▶ [Goal]:
Please transcribe the data that follows without the pictures, keeping every word the same.

▶ [Given entries]:
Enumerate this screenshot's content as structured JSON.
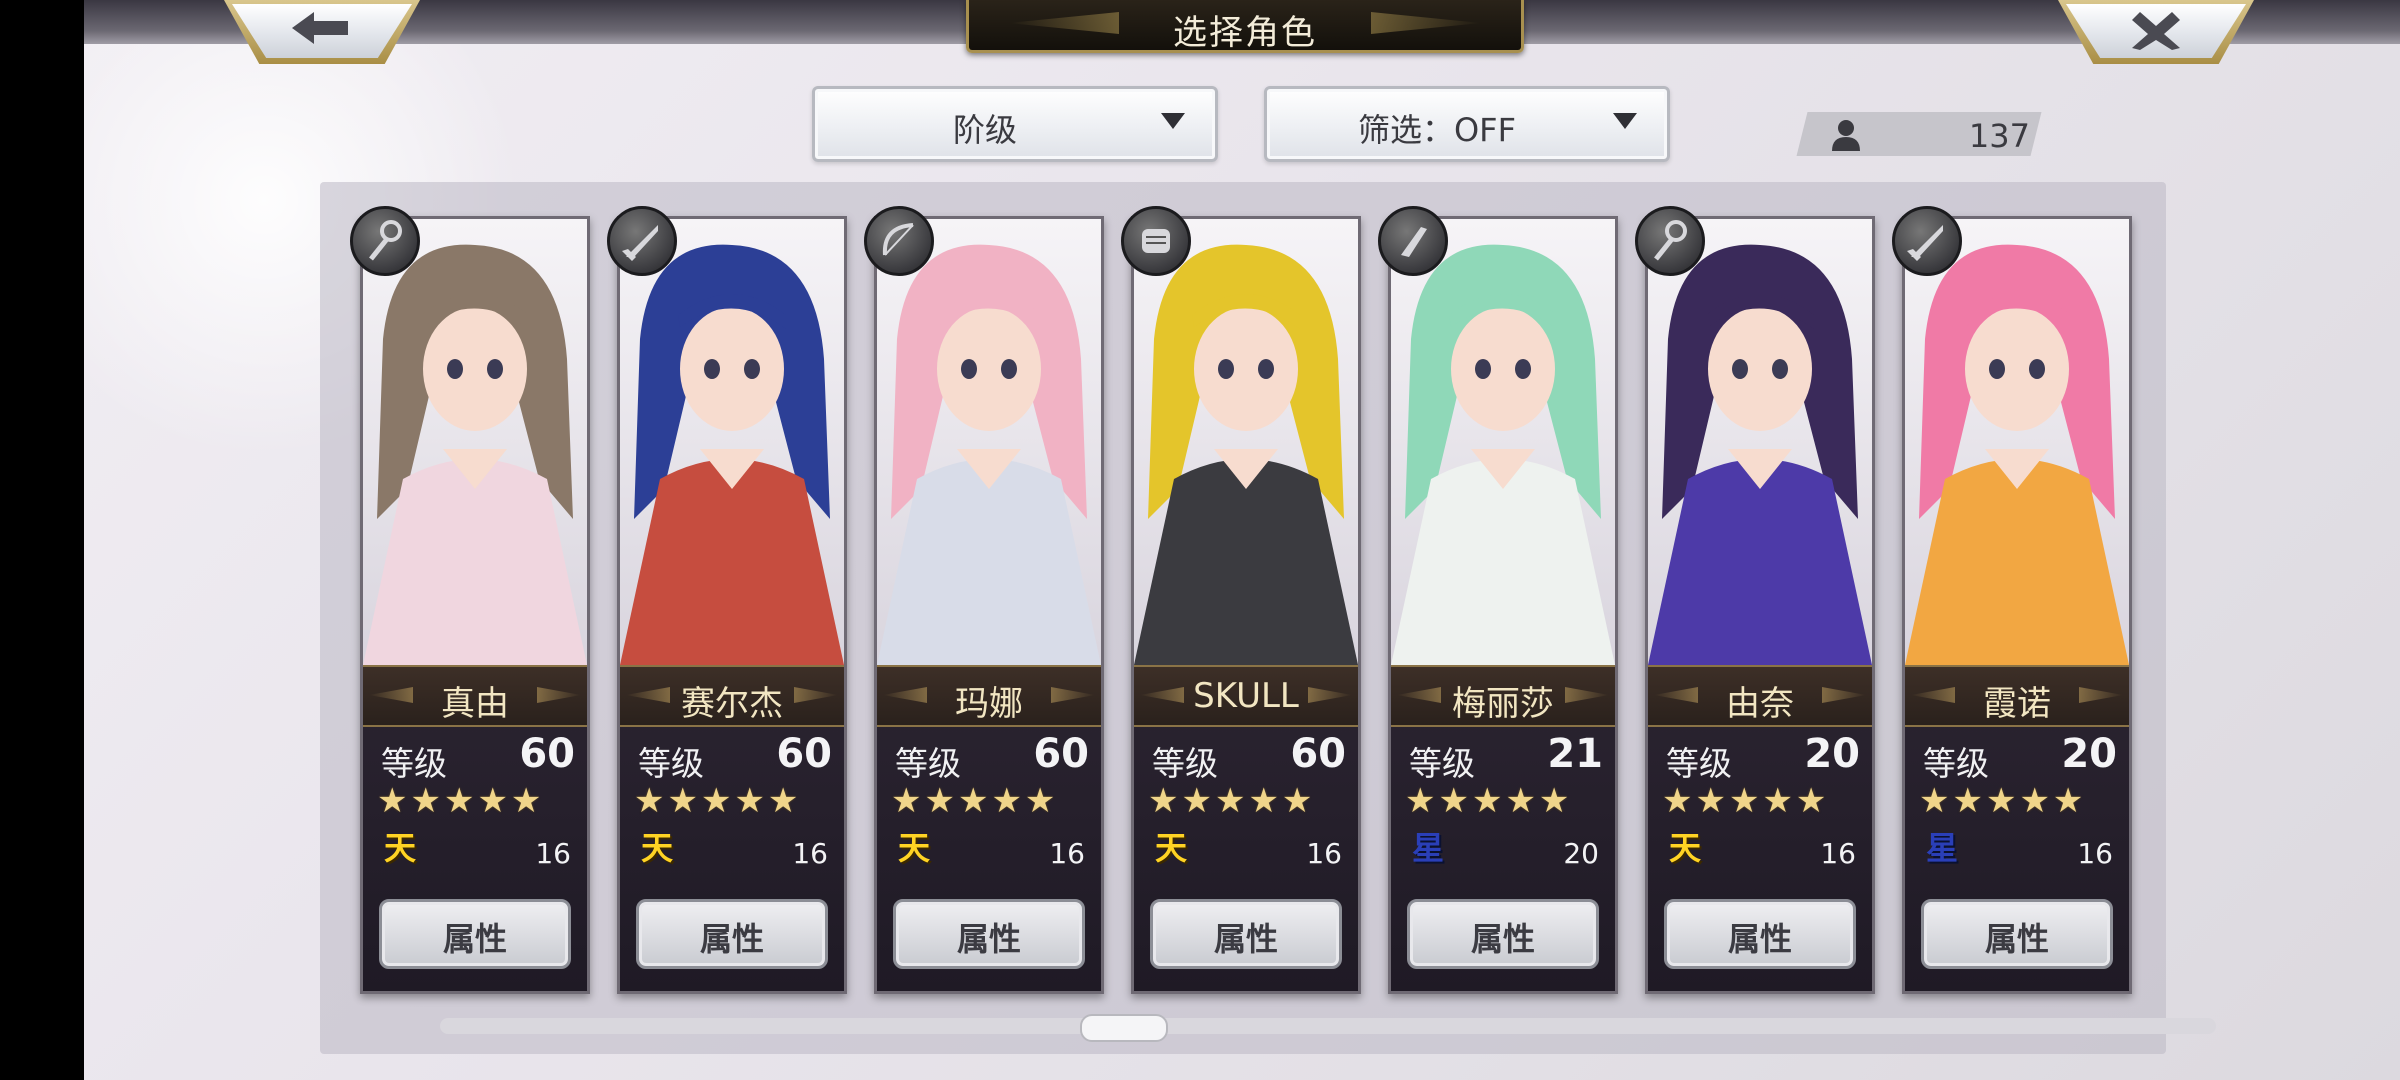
{
  "header": {
    "title": "选择角色",
    "back_glyph": "🡐",
    "close_glyph": "✕"
  },
  "filters": {
    "sort_label": "阶级",
    "filter_label": "筛选：OFF"
  },
  "roster": {
    "count": "137",
    "count_icon": "person-icon"
  },
  "characters": [
    {
      "name": "真由",
      "level_label": "等级",
      "level": "60",
      "stars": "★★★★★",
      "rank_badge": "天",
      "rank_type": "sky",
      "rank_value": "16",
      "button_label": "属性",
      "weapon": "staff",
      "hair": "#8a7868",
      "accent": "#f0d6df"
    },
    {
      "name": "赛尔杰",
      "level_label": "等级",
      "level": "60",
      "stars": "★★★★★",
      "rank_badge": "天",
      "rank_type": "sky",
      "rank_value": "16",
      "button_label": "属性",
      "weapon": "sword",
      "hair": "#2c3f96",
      "accent": "#c64d3f"
    },
    {
      "name": "玛娜",
      "level_label": "等级",
      "level": "60",
      "stars": "★★★★★",
      "rank_badge": "天",
      "rank_type": "sky",
      "rank_value": "16",
      "button_label": "属性",
      "weapon": "bow",
      "hair": "#f1b2c4",
      "accent": "#d8dce8"
    },
    {
      "name": "SKULL",
      "level_label": "等级",
      "level": "60",
      "stars": "★★★★★",
      "rank_badge": "天",
      "rank_type": "sky",
      "rank_value": "16",
      "button_label": "属性",
      "weapon": "fist",
      "hair": "#e4c52b",
      "accent": "#3b3b40"
    },
    {
      "name": "梅丽莎",
      "level_label": "等级",
      "level": "21",
      "stars": "★★★★★",
      "rank_badge": "星",
      "rank_type": "earth",
      "rank_value": "20",
      "button_label": "属性",
      "weapon": "knife",
      "hair": "#8fd8b8",
      "accent": "#eef2ef"
    },
    {
      "name": "由奈",
      "level_label": "等级",
      "level": "20",
      "stars": "★★★★★",
      "rank_badge": "天",
      "rank_type": "sky",
      "rank_value": "16",
      "button_label": "属性",
      "weapon": "staff",
      "hair": "#3a2a5a",
      "accent": "#4d3aa8"
    },
    {
      "name": "霞诺",
      "level_label": "等级",
      "level": "20",
      "stars": "★★★★★",
      "rank_badge": "星",
      "rank_type": "earth",
      "rank_value": "16",
      "button_label": "属性",
      "weapon": "sword",
      "hair": "#f07aa6",
      "accent": "#f2a742"
    }
  ]
}
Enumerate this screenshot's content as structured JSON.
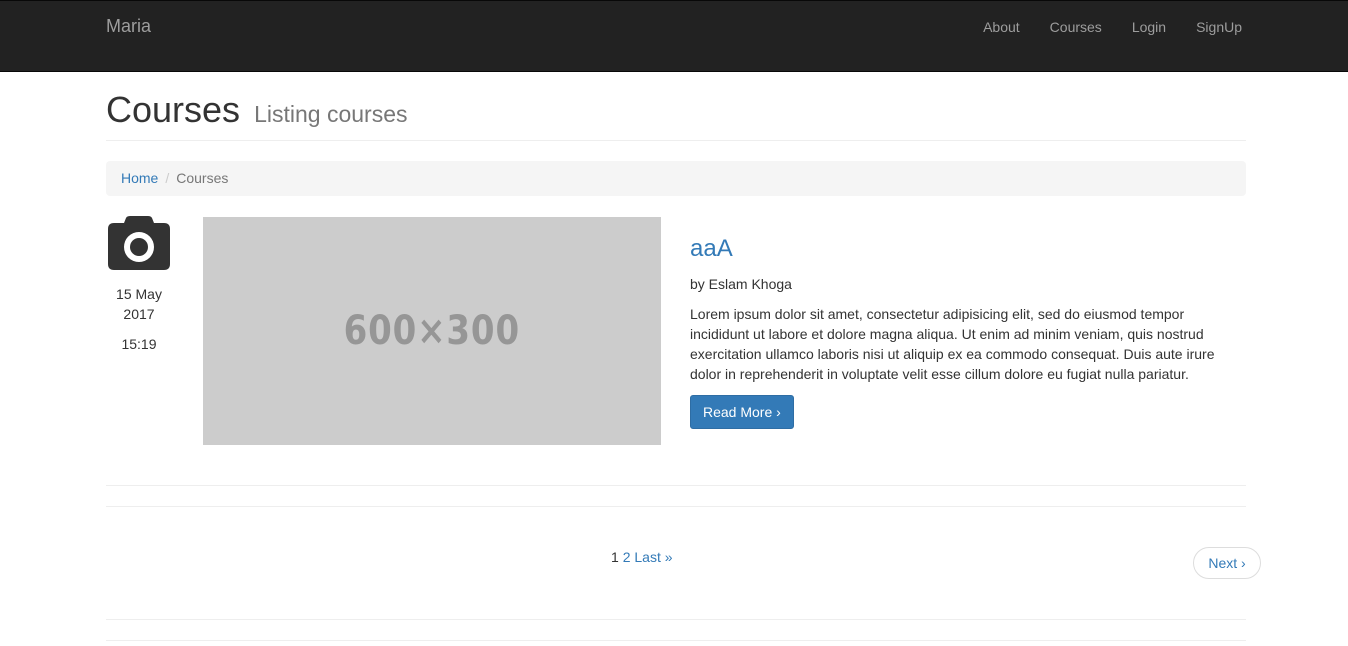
{
  "navbar": {
    "brand": "Maria",
    "links": [
      "About",
      "Courses",
      "Login",
      "SignUp"
    ]
  },
  "header": {
    "title": "Courses",
    "subtitle": "Listing courses"
  },
  "breadcrumb": {
    "home": "Home",
    "separator": "/",
    "current": "Courses"
  },
  "course": {
    "date_day_month": "15 May",
    "date_year": "2017",
    "time": "15:19",
    "thumbnail_text": "600×300",
    "title": "aaA",
    "author": "by Eslam Khoga",
    "description": "Lorem ipsum dolor sit amet, consectetur adipisicing elit, sed do eiusmod tempor incididunt ut labore et dolore magna aliqua. Ut enim ad minim veniam, quis nostrud exercitation ullamco laboris nisi ut aliquip ex ea commodo consequat. Duis aute irure dolor in reprehenderit in voluptate velit esse cillum dolore eu fugiat nulla pariatur.",
    "read_more": "Read More ›"
  },
  "pagination": {
    "current": "1",
    "page2": "2",
    "last": "Last »",
    "next": "Next ›"
  },
  "icons": {
    "date": "camera-icon"
  },
  "colors": {
    "navbar_bg": "#222222",
    "link": "#337ab7",
    "button": "#337ab7",
    "thumbnail_bg": "#cccccc"
  }
}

▶ [In response]:
Enumerate this screenshot's content as structured JSON.
{
  "header": {
    "title": "选择角色",
    "back_glyph": "🡐",
    "close_glyph": "✕"
  },
  "filters": {
    "sort_label": "阶级",
    "filter_label": "筛选：OFF"
  },
  "roster": {
    "count": "137",
    "count_icon": "person-icon"
  },
  "characters": [
    {
      "name": "真由",
      "level_label": "等级",
      "level": "60",
      "stars": "★★★★★",
      "rank_badge": "天",
      "rank_type": "sky",
      "rank_value": "16",
      "button_label": "属性",
      "weapon": "staff",
      "hair": "#8a7868",
      "accent": "#f0d6df"
    },
    {
      "name": "赛尔杰",
      "level_label": "等级",
      "level": "60",
      "stars": "★★★★★",
      "rank_badge": "天",
      "rank_type": "sky",
      "rank_value": "16",
      "button_label": "属性",
      "weapon": "sword",
      "hair": "#2c3f96",
      "accent": "#c64d3f"
    },
    {
      "name": "玛娜",
      "level_label": "等级",
      "level": "60",
      "stars": "★★★★★",
      "rank_badge": "天",
      "rank_type": "sky",
      "rank_value": "16",
      "button_label": "属性",
      "weapon": "bow",
      "hair": "#f1b2c4",
      "accent": "#d8dce8"
    },
    {
      "name": "SKULL",
      "level_label": "等级",
      "level": "60",
      "stars": "★★★★★",
      "rank_badge": "天",
      "rank_type": "sky",
      "rank_value": "16",
      "button_label": "属性",
      "weapon": "fist",
      "hair": "#e4c52b",
      "accent": "#3b3b40"
    },
    {
      "name": "梅丽莎",
      "level_label": "等级",
      "level": "21",
      "stars": "★★★★★",
      "rank_badge": "星",
      "rank_type": "earth",
      "rank_value": "20",
      "button_label": "属性",
      "weapon": "knife",
      "hair": "#8fd8b8",
      "accent": "#eef2ef"
    },
    {
      "name": "由奈",
      "level_label": "等级",
      "level": "20",
      "stars": "★★★★★",
      "rank_badge": "天",
      "rank_type": "sky",
      "rank_value": "16",
      "button_label": "属性",
      "weapon": "staff",
      "hair": "#3a2a5a",
      "accent": "#4d3aa8"
    },
    {
      "name": "霞诺",
      "level_label": "等级",
      "level": "20",
      "stars": "★★★★★",
      "rank_badge": "星",
      "rank_type": "earth",
      "rank_value": "16",
      "button_label": "属性",
      "weapon": "sword",
      "hair": "#f07aa6",
      "accent": "#f2a742"
    }
  ]
}
Enumerate this screenshot's content as structured JSON.
{
  "navbar": {
    "brand": "Maria",
    "links": [
      "About",
      "Courses",
      "Login",
      "SignUp"
    ]
  },
  "header": {
    "title": "Courses",
    "subtitle": "Listing courses"
  },
  "breadcrumb": {
    "home": "Home",
    "separator": "/",
    "current": "Courses"
  },
  "course": {
    "date_day_month": "15 May",
    "date_year": "2017",
    "time": "15:19",
    "thumbnail_text": "600×300",
    "title": "aaA",
    "author": "by Eslam Khoga",
    "description": "Lorem ipsum dolor sit amet, consectetur adipisicing elit, sed do eiusmod tempor incididunt ut labore et dolore magna aliqua. Ut enim ad minim veniam, quis nostrud exercitation ullamco laboris nisi ut aliquip ex ea commodo consequat. Duis aute irure dolor in reprehenderit in voluptate velit esse cillum dolore eu fugiat nulla pariatur.",
    "read_more": "Read More ›"
  },
  "pagination": {
    "current": "1",
    "page2": "2",
    "last": "Last »",
    "next": "Next ›"
  },
  "icons": {
    "date": "camera-icon"
  },
  "colors": {
    "navbar_bg": "#222222",
    "link": "#337ab7",
    "button": "#337ab7",
    "thumbnail_bg": "#cccccc"
  }
}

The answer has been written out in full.